Count the lines in the rows below that contain the string "plus". Reply with the number alone.

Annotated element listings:
------------------------------------------------------------

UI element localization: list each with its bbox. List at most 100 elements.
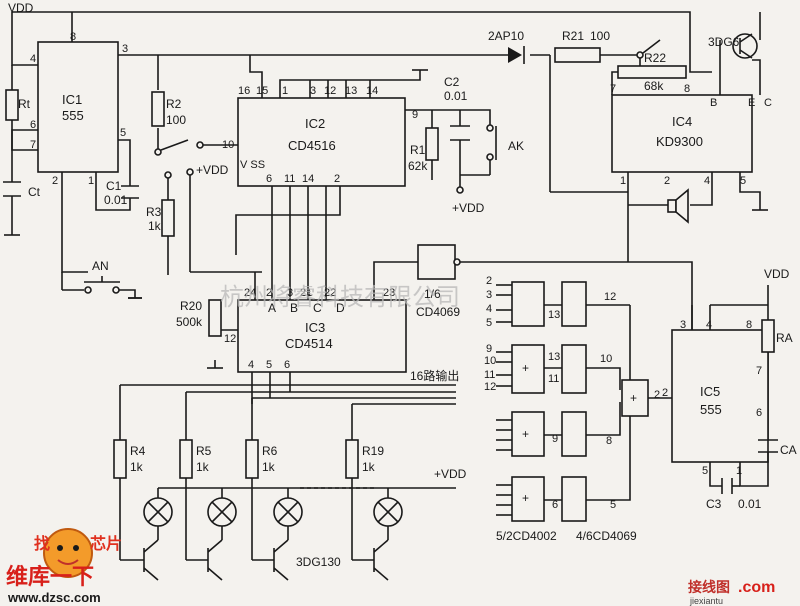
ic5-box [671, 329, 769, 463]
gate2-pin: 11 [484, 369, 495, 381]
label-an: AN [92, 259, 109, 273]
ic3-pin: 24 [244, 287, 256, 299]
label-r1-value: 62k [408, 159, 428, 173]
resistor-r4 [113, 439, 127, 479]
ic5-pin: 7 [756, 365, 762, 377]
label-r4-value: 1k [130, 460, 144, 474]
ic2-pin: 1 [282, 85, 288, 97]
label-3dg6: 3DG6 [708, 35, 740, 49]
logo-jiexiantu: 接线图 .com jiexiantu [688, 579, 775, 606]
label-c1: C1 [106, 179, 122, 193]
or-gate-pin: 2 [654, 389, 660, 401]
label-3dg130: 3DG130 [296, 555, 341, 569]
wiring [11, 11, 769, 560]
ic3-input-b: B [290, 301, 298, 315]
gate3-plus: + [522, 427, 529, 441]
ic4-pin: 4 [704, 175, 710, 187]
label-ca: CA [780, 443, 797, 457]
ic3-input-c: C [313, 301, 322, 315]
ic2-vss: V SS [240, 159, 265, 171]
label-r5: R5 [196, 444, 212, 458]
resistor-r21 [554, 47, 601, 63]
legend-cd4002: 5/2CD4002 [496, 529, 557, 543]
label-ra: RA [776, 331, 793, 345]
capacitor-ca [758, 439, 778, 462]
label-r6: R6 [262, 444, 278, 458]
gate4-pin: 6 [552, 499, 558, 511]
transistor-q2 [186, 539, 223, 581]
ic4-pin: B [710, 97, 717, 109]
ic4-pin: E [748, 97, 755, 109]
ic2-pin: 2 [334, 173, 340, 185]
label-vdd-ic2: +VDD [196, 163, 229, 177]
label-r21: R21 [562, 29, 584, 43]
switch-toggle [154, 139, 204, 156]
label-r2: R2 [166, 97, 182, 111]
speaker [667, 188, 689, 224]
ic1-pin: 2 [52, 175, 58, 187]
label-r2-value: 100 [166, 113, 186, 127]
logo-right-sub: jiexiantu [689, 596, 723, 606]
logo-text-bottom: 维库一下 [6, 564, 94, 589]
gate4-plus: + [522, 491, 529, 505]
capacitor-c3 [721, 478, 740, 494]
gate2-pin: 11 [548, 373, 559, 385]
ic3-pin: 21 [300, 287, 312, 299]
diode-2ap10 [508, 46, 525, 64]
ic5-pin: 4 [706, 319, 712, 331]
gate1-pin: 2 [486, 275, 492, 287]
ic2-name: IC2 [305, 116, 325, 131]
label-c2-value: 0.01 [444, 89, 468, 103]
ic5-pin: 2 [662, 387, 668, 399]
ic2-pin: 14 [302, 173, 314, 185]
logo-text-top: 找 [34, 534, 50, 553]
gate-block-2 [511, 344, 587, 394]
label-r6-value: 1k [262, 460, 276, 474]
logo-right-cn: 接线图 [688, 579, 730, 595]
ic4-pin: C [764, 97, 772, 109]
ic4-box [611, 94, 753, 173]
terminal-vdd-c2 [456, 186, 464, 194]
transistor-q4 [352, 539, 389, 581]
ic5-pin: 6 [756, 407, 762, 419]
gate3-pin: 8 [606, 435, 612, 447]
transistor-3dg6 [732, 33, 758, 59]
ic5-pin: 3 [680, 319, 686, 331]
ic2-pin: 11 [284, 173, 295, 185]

------------------------------------------------------------

Task response
2